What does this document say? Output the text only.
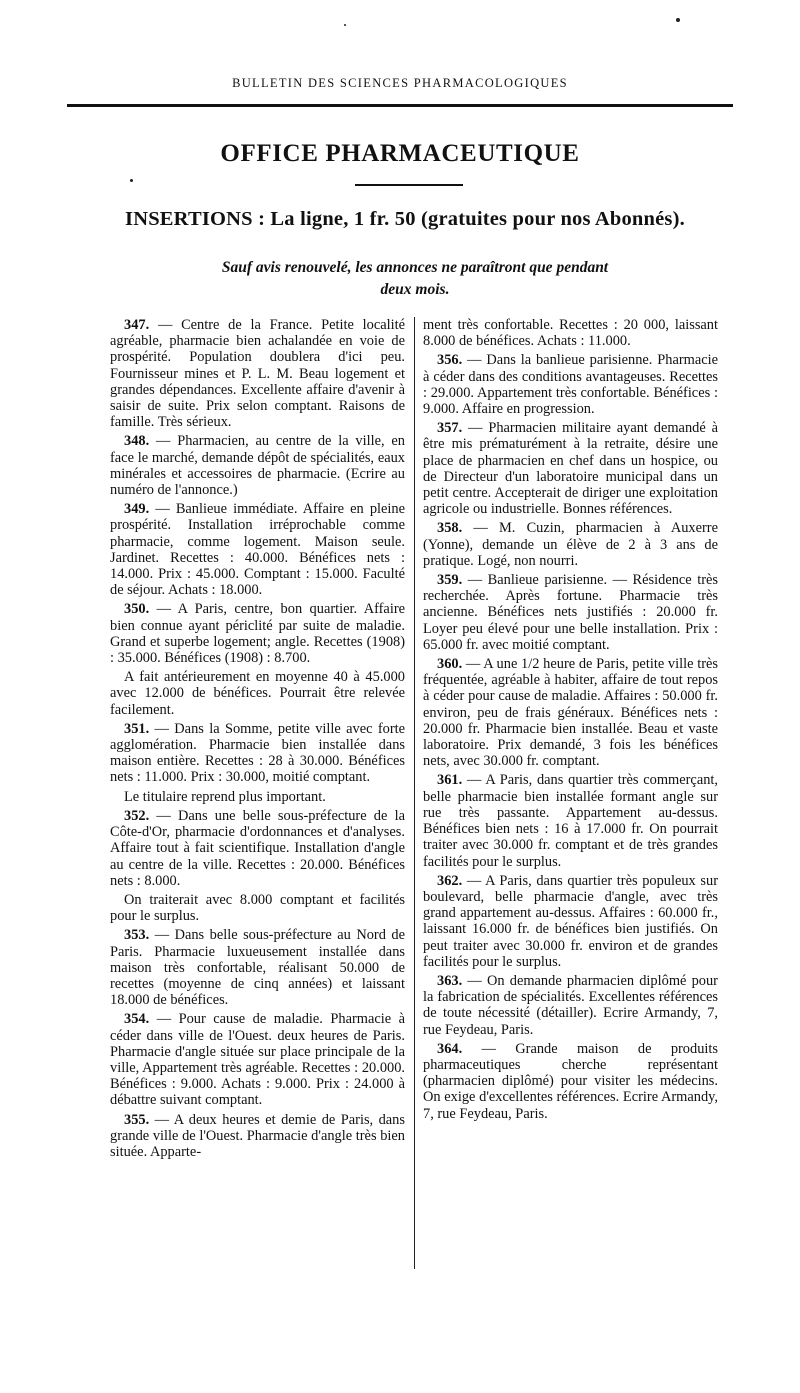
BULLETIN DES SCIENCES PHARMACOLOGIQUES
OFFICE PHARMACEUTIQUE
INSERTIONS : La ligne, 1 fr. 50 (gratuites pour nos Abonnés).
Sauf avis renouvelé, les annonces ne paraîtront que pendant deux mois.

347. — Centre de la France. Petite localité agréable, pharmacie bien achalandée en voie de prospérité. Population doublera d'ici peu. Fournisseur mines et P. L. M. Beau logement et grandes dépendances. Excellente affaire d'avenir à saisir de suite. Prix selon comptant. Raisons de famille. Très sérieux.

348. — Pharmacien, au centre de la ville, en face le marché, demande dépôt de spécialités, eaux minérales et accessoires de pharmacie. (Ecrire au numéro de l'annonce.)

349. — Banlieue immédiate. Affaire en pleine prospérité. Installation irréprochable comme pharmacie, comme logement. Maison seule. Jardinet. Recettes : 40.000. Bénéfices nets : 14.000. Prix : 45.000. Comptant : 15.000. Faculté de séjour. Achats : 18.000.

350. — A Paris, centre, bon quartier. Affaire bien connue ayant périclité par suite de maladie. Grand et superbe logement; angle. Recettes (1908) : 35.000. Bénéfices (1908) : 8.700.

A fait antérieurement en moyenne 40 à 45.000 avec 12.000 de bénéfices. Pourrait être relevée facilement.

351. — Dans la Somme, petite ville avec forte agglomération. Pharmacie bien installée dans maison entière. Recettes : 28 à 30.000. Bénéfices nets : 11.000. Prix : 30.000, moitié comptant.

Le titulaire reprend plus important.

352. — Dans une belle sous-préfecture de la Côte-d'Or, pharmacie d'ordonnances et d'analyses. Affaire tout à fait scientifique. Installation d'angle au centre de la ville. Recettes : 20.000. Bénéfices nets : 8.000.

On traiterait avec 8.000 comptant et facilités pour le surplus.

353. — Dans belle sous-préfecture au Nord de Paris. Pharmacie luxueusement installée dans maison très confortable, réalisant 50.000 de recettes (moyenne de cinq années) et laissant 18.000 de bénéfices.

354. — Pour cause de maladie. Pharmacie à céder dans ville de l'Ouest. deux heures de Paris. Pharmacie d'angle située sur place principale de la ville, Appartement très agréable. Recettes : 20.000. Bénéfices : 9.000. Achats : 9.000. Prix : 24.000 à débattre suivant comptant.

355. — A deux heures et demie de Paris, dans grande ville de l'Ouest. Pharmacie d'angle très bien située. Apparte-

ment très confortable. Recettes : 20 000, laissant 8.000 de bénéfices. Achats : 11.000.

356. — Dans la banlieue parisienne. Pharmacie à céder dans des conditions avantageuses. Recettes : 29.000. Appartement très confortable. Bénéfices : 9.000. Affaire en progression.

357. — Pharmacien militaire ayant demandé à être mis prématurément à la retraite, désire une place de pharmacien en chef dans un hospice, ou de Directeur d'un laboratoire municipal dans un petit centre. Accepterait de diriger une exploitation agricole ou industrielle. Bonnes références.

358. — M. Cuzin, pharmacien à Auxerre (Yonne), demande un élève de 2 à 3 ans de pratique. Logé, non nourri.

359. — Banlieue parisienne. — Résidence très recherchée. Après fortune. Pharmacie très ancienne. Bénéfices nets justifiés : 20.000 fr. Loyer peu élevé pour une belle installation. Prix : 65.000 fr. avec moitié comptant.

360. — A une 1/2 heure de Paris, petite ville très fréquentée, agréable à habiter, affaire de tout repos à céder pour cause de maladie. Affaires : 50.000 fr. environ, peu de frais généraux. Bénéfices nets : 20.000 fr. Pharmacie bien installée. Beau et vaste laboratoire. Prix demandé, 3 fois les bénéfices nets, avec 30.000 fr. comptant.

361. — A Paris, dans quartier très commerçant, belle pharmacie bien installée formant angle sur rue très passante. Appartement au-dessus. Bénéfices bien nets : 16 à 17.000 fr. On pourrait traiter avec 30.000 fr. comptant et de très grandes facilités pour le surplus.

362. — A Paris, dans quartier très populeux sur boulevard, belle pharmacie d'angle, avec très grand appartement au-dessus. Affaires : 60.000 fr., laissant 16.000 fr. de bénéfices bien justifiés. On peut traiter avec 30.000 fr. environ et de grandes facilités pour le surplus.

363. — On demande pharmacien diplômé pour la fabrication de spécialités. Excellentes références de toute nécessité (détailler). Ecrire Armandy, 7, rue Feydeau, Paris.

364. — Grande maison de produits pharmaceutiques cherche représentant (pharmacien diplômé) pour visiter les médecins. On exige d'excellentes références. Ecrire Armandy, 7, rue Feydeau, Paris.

◆ ◆ ◆ ◆ ◆ ◆ ◆

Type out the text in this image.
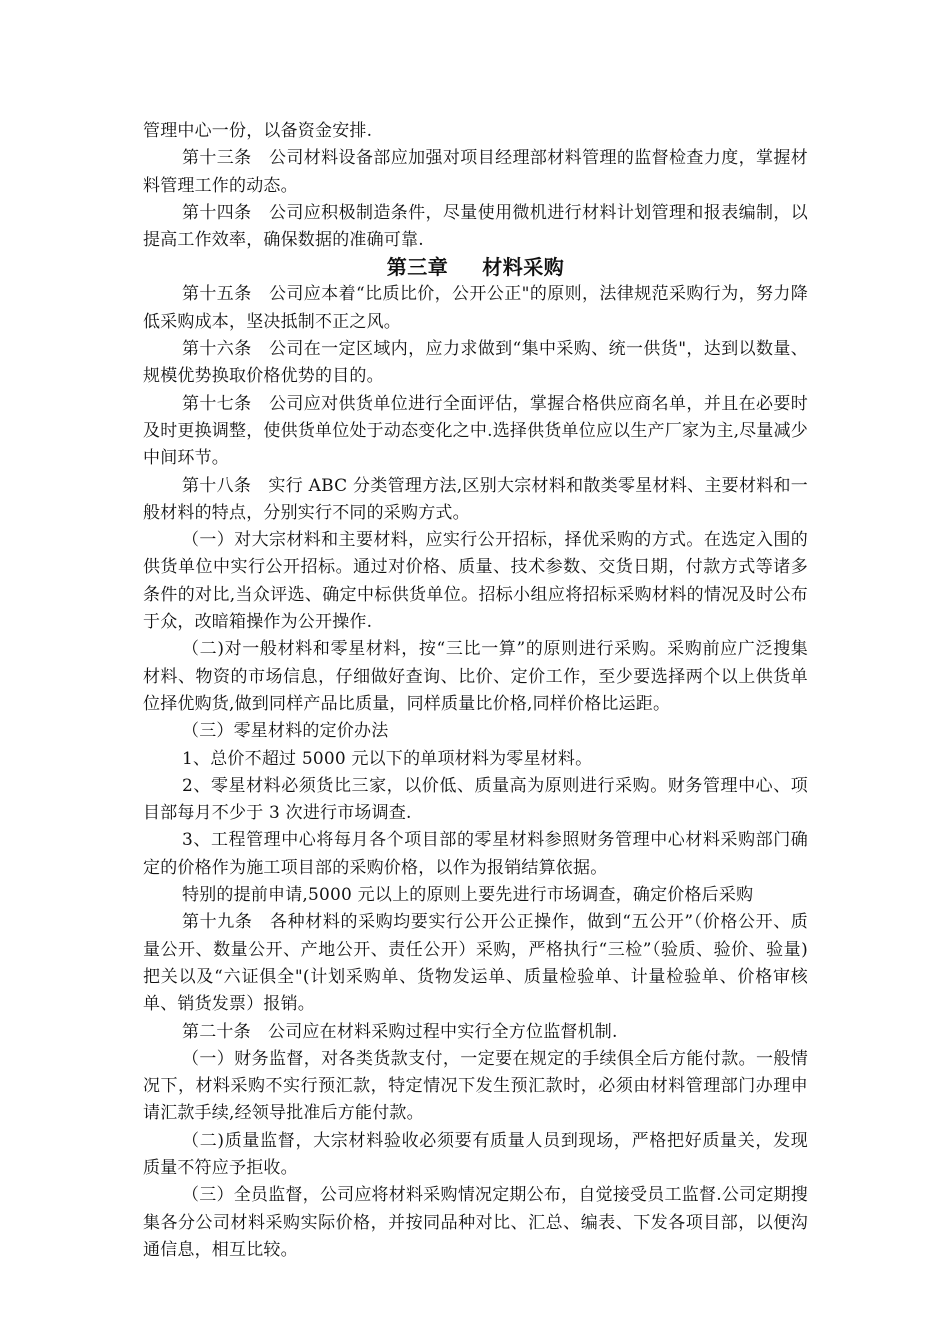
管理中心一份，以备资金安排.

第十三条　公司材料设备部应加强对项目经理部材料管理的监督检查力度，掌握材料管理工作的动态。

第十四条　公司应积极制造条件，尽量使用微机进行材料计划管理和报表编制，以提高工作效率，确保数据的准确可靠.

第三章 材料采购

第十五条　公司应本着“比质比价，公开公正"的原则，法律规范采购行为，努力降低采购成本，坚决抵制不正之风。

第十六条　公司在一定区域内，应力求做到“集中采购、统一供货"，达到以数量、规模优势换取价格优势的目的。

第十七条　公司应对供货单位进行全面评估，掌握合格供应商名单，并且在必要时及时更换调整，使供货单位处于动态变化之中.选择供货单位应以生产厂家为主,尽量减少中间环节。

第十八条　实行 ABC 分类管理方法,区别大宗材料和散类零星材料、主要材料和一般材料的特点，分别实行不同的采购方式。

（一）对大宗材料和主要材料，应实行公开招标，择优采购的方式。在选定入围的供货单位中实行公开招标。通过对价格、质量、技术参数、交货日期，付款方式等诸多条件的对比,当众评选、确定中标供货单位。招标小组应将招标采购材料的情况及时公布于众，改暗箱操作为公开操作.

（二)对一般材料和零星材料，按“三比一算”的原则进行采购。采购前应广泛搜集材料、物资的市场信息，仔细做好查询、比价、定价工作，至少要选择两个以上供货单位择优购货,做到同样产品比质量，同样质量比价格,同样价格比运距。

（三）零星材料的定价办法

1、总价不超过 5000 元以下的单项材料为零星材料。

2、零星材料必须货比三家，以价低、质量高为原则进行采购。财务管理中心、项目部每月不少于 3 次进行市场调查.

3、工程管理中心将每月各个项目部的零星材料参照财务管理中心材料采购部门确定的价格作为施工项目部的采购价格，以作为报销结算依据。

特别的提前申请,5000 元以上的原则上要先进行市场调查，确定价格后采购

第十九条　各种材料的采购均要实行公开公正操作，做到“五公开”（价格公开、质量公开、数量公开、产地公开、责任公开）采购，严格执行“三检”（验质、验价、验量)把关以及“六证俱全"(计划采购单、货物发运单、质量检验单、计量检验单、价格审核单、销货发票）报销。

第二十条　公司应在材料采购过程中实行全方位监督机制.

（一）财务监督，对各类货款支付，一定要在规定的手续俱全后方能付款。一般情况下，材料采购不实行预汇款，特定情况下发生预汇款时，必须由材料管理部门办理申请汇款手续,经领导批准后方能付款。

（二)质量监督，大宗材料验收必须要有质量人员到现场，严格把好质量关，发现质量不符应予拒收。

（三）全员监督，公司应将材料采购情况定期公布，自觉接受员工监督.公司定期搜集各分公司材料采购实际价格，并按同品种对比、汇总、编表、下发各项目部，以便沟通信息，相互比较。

◆ ◆ ◆ ◆ ◆ ◆ ◆

◆ REQUIRED TASK: How many of these lines contain "moyenne"? Write only the number.

◆ EXERCISE RESULT: 2